§ **Direction**
All of the data must be printed exactly; please include every line.

--- Begin ---

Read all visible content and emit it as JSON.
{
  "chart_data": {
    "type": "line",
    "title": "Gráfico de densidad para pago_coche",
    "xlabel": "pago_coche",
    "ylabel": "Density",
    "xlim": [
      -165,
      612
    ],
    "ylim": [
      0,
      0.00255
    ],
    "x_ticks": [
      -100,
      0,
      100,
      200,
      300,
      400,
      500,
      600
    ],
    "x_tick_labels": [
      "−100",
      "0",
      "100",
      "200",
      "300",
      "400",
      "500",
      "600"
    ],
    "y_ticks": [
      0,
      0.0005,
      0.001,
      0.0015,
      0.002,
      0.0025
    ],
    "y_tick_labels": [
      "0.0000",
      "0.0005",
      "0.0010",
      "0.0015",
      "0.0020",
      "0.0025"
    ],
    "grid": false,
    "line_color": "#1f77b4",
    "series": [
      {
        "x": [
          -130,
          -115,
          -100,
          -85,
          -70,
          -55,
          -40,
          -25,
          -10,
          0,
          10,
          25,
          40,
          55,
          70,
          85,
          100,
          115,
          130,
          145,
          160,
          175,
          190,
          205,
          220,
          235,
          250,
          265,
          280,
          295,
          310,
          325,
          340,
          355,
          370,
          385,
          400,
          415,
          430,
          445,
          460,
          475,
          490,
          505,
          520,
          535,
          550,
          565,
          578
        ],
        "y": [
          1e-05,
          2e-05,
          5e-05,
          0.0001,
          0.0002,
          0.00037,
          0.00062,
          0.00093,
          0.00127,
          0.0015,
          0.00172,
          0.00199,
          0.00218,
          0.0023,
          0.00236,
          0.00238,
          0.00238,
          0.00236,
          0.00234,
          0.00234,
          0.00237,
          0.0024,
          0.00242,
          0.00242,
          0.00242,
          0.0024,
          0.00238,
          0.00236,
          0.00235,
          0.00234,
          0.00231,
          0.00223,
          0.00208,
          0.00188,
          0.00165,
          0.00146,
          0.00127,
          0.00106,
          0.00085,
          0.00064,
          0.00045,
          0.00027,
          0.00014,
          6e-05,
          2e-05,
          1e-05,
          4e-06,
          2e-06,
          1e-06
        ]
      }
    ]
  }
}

--- End ---

§ **The answer**
Read all visible content and emit it as JSON.
{
  "chart_data": {
    "type": "line",
    "title": "Gráfico de densidad para pago_coche",
    "xlabel": "pago_coche",
    "ylabel": "Density",
    "xlim": [
      -165,
      612
    ],
    "ylim": [
      0,
      0.00255
    ],
    "x_ticks": [
      -100,
      0,
      100,
      200,
      300,
      400,
      500,
      600
    ],
    "x_tick_labels": [
      "−100",
      "0",
      "100",
      "200",
      "300",
      "400",
      "500",
      "600"
    ],
    "y_ticks": [
      0,
      0.0005,
      0.001,
      0.0015,
      0.002,
      0.0025
    ],
    "y_tick_labels": [
      "0.0000",
      "0.0005",
      "0.0010",
      "0.0015",
      "0.0020",
      "0.0025"
    ],
    "grid": false,
    "line_color": "#1f77b4",
    "series": [
      {
        "x": [
          -130,
          -115,
          -100,
          -85,
          -70,
          -55,
          -40,
          -25,
          -10,
          0,
          10,
          25,
          40,
          55,
          70,
          85,
          100,
          115,
          130,
          145,
          160,
          175,
          190,
          205,
          220,
          235,
          250,
          265,
          280,
          295,
          310,
          325,
          340,
          355,
          370,
          385,
          400,
          415,
          430,
          445,
          460,
          475,
          490,
          505,
          520,
          535,
          550,
          565,
          578
        ],
        "y": [
          1e-05,
          2e-05,
          5e-05,
          0.0001,
          0.0002,
          0.00037,
          0.00062,
          0.00093,
          0.00127,
          0.0015,
          0.00172,
          0.00199,
          0.00218,
          0.0023,
          0.00236,
          0.00238,
          0.00238,
          0.00236,
          0.00234,
          0.00234,
          0.00237,
          0.0024,
          0.00242,
          0.00242,
          0.00242,
          0.0024,
          0.00238,
          0.00236,
          0.00235,
          0.00234,
          0.00231,
          0.00223,
          0.00208,
          0.00188,
          0.00165,
          0.00146,
          0.00127,
          0.00106,
          0.00085,
          0.00064,
          0.00045,
          0.00027,
          0.00014,
          6e-05,
          2e-05,
          1e-05,
          4e-06,
          2e-06,
          1e-06
        ]
      }
    ]
  }
}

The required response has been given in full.